*SHORT EXERCISE*.
Every record that follows should be printed verbatim.

*DATA RECORDS*.
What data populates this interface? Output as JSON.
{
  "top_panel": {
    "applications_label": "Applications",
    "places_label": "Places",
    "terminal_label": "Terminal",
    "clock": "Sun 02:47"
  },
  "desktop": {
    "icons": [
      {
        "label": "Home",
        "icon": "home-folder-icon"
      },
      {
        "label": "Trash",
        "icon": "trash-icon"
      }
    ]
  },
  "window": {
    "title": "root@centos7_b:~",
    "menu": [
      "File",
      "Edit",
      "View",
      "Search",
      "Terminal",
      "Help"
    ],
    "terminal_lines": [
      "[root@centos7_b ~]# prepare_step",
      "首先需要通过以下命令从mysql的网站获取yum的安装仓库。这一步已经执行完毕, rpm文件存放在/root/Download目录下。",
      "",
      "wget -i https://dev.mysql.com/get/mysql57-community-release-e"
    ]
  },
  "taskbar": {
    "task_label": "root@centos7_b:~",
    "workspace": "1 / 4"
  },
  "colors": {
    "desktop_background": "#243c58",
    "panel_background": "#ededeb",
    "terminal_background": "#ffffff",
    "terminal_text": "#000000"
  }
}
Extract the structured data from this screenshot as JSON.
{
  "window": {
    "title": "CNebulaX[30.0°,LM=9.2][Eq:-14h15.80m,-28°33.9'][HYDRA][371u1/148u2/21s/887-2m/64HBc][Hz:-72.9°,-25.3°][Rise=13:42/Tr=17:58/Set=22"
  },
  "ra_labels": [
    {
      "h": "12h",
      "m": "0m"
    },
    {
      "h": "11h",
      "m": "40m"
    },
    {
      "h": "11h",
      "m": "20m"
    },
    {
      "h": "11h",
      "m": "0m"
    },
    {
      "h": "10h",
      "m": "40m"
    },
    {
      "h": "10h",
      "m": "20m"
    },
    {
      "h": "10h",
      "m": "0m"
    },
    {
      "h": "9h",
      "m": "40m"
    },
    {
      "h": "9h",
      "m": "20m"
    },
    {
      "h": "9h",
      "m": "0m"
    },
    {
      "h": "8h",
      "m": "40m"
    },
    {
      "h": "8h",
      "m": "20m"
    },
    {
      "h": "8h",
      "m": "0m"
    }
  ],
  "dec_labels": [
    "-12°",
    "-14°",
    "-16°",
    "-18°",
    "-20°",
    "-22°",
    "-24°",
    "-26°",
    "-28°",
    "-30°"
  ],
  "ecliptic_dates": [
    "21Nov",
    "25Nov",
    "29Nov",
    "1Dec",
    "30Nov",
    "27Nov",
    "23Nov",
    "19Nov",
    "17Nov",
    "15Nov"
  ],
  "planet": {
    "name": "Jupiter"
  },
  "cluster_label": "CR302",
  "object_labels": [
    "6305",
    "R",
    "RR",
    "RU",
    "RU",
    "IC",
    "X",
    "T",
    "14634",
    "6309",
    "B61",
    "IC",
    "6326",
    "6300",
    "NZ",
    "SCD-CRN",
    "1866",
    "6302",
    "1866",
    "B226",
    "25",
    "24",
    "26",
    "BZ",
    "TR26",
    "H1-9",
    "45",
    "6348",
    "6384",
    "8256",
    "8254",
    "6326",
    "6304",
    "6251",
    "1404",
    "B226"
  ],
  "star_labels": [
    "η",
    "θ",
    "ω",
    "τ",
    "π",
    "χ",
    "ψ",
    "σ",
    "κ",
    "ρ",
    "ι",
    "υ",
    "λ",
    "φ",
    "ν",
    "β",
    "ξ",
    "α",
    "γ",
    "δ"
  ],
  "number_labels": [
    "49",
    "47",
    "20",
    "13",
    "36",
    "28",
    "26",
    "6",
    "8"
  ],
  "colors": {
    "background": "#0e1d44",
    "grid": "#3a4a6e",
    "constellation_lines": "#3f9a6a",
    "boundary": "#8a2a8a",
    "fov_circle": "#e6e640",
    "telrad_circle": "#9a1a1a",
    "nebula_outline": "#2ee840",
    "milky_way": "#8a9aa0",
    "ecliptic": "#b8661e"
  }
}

*RESULT OF THIS EXERCISE*.
What data populates this interface? Output as JSON.
{
  "top_panel": {
    "applications_label": "Applications",
    "places_label": "Places",
    "terminal_label": "Terminal",
    "clock": "Sun 02:47"
  },
  "desktop": {
    "icons": [
      {
        "label": "Home",
        "icon": "home-folder-icon"
      },
      {
        "label": "Trash",
        "icon": "trash-icon"
      }
    ]
  },
  "window": {
    "title": "root@centos7_b:~",
    "menu": [
      "File",
      "Edit",
      "View",
      "Search",
      "Terminal",
      "Help"
    ],
    "terminal_lines": [
      "[root@centos7_b ~]# prepare_step",
      "首先需要通过以下命令从mysql的网站获取yum的安装仓库。这一步已经执行完毕, rpm文件存放在/root/Download目录下。",
      "",
      "wget -i https://dev.mysql.com/get/mysql57-community-release-e"
    ]
  },
  "taskbar": {
    "task_label": "root@centos7_b:~",
    "workspace": "1 / 4"
  },
  "colors": {
    "desktop_background": "#243c58",
    "panel_background": "#ededeb",
    "terminal_background": "#ffffff",
    "terminal_text": "#000000"
  }
}
Extract the structured data from this screenshot as JSON.
{
  "window": {
    "title": "CNebulaX[30.0°,LM=9.2][Eq:-14h15.80m,-28°33.9'][HYDRA][371u1/148u2/21s/887-2m/64HBc][Hz:-72.9°,-25.3°][Rise=13:42/Tr=17:58/Set=22"
  },
  "ra_labels": [
    {
      "h": "12h",
      "m": "0m"
    },
    {
      "h": "11h",
      "m": "40m"
    },
    {
      "h": "11h",
      "m": "20m"
    },
    {
      "h": "11h",
      "m": "0m"
    },
    {
      "h": "10h",
      "m": "40m"
    },
    {
      "h": "10h",
      "m": "20m"
    },
    {
      "h": "10h",
      "m": "0m"
    },
    {
      "h": "9h",
      "m": "40m"
    },
    {
      "h": "9h",
      "m": "20m"
    },
    {
      "h": "9h",
      "m": "0m"
    },
    {
      "h": "8h",
      "m": "40m"
    },
    {
      "h": "8h",
      "m": "20m"
    },
    {
      "h": "8h",
      "m": "0m"
    }
  ],
  "dec_labels": [
    "-12°",
    "-14°",
    "-16°",
    "-18°",
    "-20°",
    "-22°",
    "-24°",
    "-26°",
    "-28°",
    "-30°"
  ],
  "ecliptic_dates": [
    "21Nov",
    "25Nov",
    "29Nov",
    "1Dec",
    "30Nov",
    "27Nov",
    "23Nov",
    "19Nov",
    "17Nov",
    "15Nov"
  ],
  "planet": {
    "name": "Jupiter"
  },
  "cluster_label": "CR302",
  "object_labels": [
    "6305",
    "R",
    "RR",
    "RU",
    "RU",
    "IC",
    "X",
    "T",
    "14634",
    "6309",
    "B61",
    "IC",
    "6326",
    "6300",
    "NZ",
    "SCD-CRN",
    "1866",
    "6302",
    "1866",
    "B226",
    "25",
    "24",
    "26",
    "BZ",
    "TR26",
    "H1-9",
    "45",
    "6348",
    "6384",
    "8256",
    "8254",
    "6326",
    "6304",
    "6251",
    "1404",
    "B226"
  ],
  "star_labels": [
    "η",
    "θ",
    "ω",
    "τ",
    "π",
    "χ",
    "ψ",
    "σ",
    "κ",
    "ρ",
    "ι",
    "υ",
    "λ",
    "φ",
    "ν",
    "β",
    "ξ",
    "α",
    "γ",
    "δ"
  ],
  "number_labels": [
    "49",
    "47",
    "20",
    "13",
    "36",
    "28",
    "26",
    "6",
    "8"
  ],
  "colors": {
    "background": "#0e1d44",
    "grid": "#3a4a6e",
    "constellation_lines": "#3f9a6a",
    "boundary": "#8a2a8a",
    "fov_circle": "#e6e640",
    "telrad_circle": "#9a1a1a",
    "nebula_outline": "#2ee840",
    "milky_way": "#8a9aa0",
    "ecliptic": "#b8661e"
  }
}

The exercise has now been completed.